Task goal »
Transcribe nothing but the lines from the one with "Transcribe this image's" to the end of the entries, both included, keeping each exact and leaving every picture out.

Raw records »
* * * * * * *

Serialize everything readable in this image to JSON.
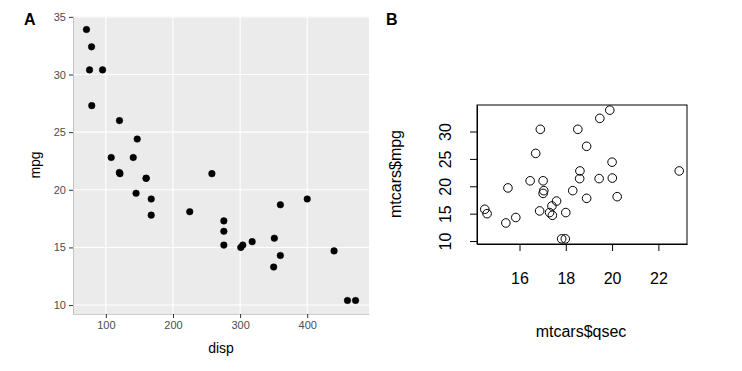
{
  "chart_data": [
    {
      "type": "scatter",
      "title": "A",
      "x_label": "disp",
      "y_label": "mpg",
      "x": [
        160,
        160,
        108,
        258,
        360,
        225,
        360,
        146.7,
        140.8,
        167.6,
        167.6,
        275.8,
        275.8,
        275.8,
        472,
        460,
        440,
        78.7,
        75.7,
        71.1,
        120.1,
        318,
        304,
        350,
        400,
        79,
        120.3,
        95.1,
        351,
        145,
        301,
        121
      ],
      "values": [
        21.0,
        21.0,
        22.8,
        21.4,
        18.7,
        18.1,
        14.3,
        24.4,
        22.8,
        19.2,
        17.8,
        16.4,
        17.3,
        15.2,
        10.4,
        10.4,
        14.7,
        32.4,
        30.4,
        33.9,
        21.5,
        15.5,
        15.2,
        13.3,
        19.2,
        27.3,
        26.0,
        30.4,
        15.8,
        19.7,
        15.0,
        21.4
      ],
      "xlim": [
        51.055,
        492.045
      ],
      "xticks": [
        100,
        200,
        300,
        400
      ],
      "ylim": [
        9.225,
        35.075
      ],
      "yticks": [
        10,
        15,
        20,
        25,
        30,
        35
      ],
      "grid": true,
      "color": "#000000",
      "marker": "circle"
    },
    {
      "type": "scatter",
      "title": "B",
      "x_label": "mtcars$qsec",
      "y_label": "mtcars$mpg",
      "x": [
        16.46,
        17.02,
        18.61,
        19.44,
        17.02,
        20.22,
        15.84,
        20.0,
        22.9,
        18.3,
        18.9,
        17.4,
        17.6,
        18.0,
        17.98,
        17.82,
        17.42,
        19.47,
        18.52,
        19.9,
        20.01,
        16.87,
        17.3,
        15.41,
        17.05,
        18.9,
        16.7,
        16.9,
        14.5,
        15.5,
        14.6,
        18.6
      ],
      "values": [
        21.0,
        21.0,
        22.8,
        21.4,
        18.7,
        18.1,
        14.3,
        24.4,
        22.8,
        19.2,
        17.8,
        16.4,
        17.3,
        15.2,
        10.4,
        10.4,
        14.7,
        32.4,
        30.4,
        33.9,
        21.5,
        15.5,
        15.2,
        13.3,
        19.2,
        27.3,
        26.0,
        30.4,
        15.8,
        19.7,
        15.0,
        21.4
      ],
      "xlim": [
        14.164,
        23.236
      ],
      "xticks": [
        16,
        18,
        20,
        22
      ],
      "ylim": [
        9.46,
        34.84
      ],
      "yticks": [
        10,
        15,
        20,
        25,
        30
      ],
      "grid": false,
      "color": "#000000",
      "marker": "open-circle"
    }
  ]
}
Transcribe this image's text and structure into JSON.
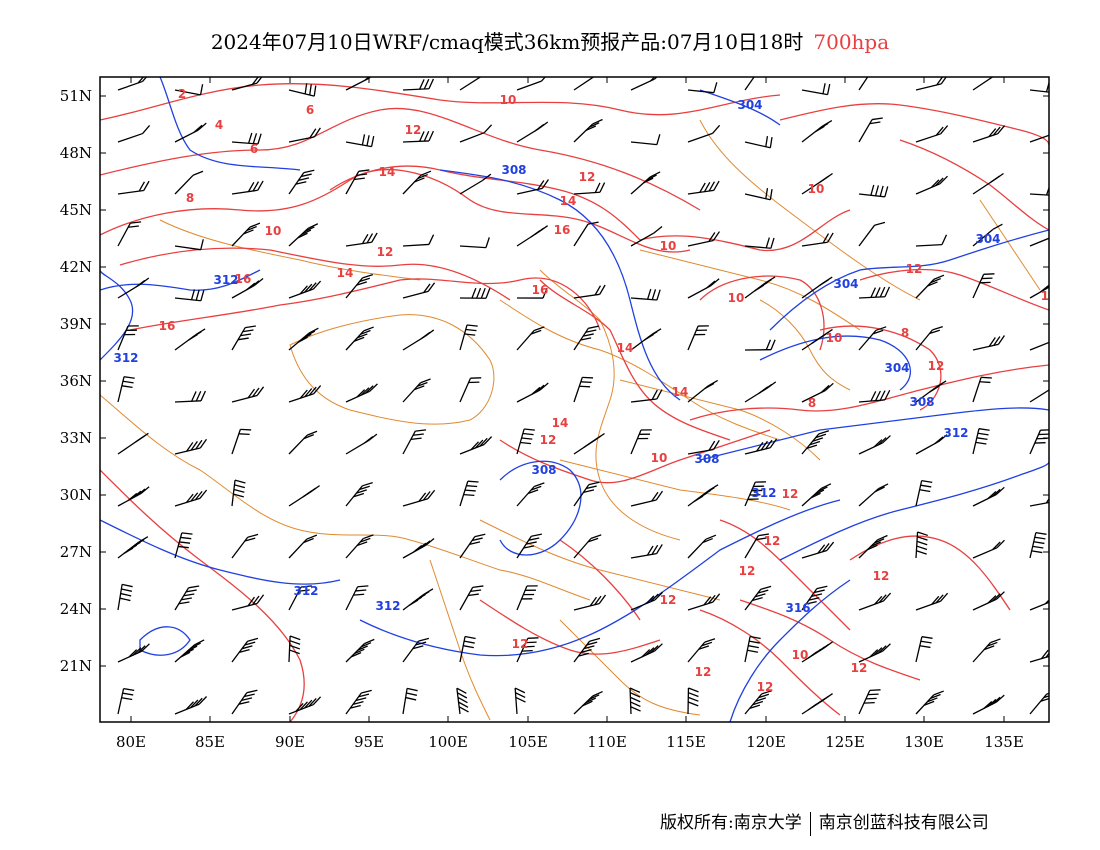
{
  "title": {
    "main": "2024年07月10日WRF/cmaq模式36km预报产品:07月10日18时",
    "level": "700hpa",
    "level_color": "#e84040"
  },
  "axes": {
    "lat_labels": [
      "51N",
      "48N",
      "45N",
      "42N",
      "39N",
      "36N",
      "33N",
      "30N",
      "27N",
      "24N",
      "21N"
    ],
    "lon_labels": [
      "80E",
      "85E",
      "90E",
      "95E",
      "100E",
      "105E",
      "110E",
      "115E",
      "120E",
      "125E",
      "130E",
      "135E"
    ]
  },
  "colors": {
    "temperature_contour": "#e84040",
    "height_contour": "#2040e0",
    "border": "#e08a30",
    "wind_barb": "#000000"
  },
  "temperature_labels": [
    "2",
    "4",
    "6",
    "6",
    "8",
    "10",
    "12",
    "14",
    "12",
    "14",
    "16",
    "10",
    "10",
    "12",
    "14",
    "16",
    "16",
    "16",
    "10",
    "10",
    "12",
    "14",
    "14",
    "14",
    "12",
    "10",
    "8",
    "10",
    "8",
    "12",
    "12",
    "12",
    "12",
    "12",
    "12",
    "12",
    "12",
    "12",
    "12",
    "12",
    "10"
  ],
  "height_labels": [
    "304",
    "308",
    "304",
    "304",
    "312",
    "312",
    "304",
    "308",
    "312",
    "308",
    "312",
    "312",
    "308",
    "316",
    "312"
  ],
  "footer": {
    "left": "版权所有:南京大学",
    "right": "南京创蓝科技有限公司"
  }
}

* * * * * * *

Exercise answer »
Transcribe this image's text and structure into JSON.
{
  "title": {
    "main": "2024年07月10日WRF/cmaq模式36km预报产品:07月10日18时",
    "level": "700hpa",
    "level_color": "#e84040"
  },
  "axes": {
    "lat_labels": [
      "51N",
      "48N",
      "45N",
      "42N",
      "39N",
      "36N",
      "33N",
      "30N",
      "27N",
      "24N",
      "21N"
    ],
    "lon_labels": [
      "80E",
      "85E",
      "90E",
      "95E",
      "100E",
      "105E",
      "110E",
      "115E",
      "120E",
      "125E",
      "130E",
      "135E"
    ]
  },
  "colors": {
    "temperature_contour": "#e84040",
    "height_contour": "#2040e0",
    "border": "#e08a30",
    "wind_barb": "#000000"
  },
  "temperature_labels": [
    "2",
    "4",
    "6",
    "6",
    "8",
    "10",
    "12",
    "14",
    "12",
    "14",
    "16",
    "10",
    "10",
    "12",
    "14",
    "16",
    "16",
    "16",
    "10",
    "10",
    "12",
    "14",
    "14",
    "14",
    "12",
    "10",
    "8",
    "10",
    "8",
    "12",
    "12",
    "12",
    "12",
    "12",
    "12",
    "12",
    "12",
    "12",
    "12",
    "12",
    "10"
  ],
  "height_labels": [
    "304",
    "308",
    "304",
    "304",
    "312",
    "312",
    "304",
    "308",
    "312",
    "308",
    "312",
    "312",
    "308",
    "316",
    "312"
  ],
  "footer": {
    "left": "版权所有:南京大学",
    "right": "南京创蓝科技有限公司"
  }
}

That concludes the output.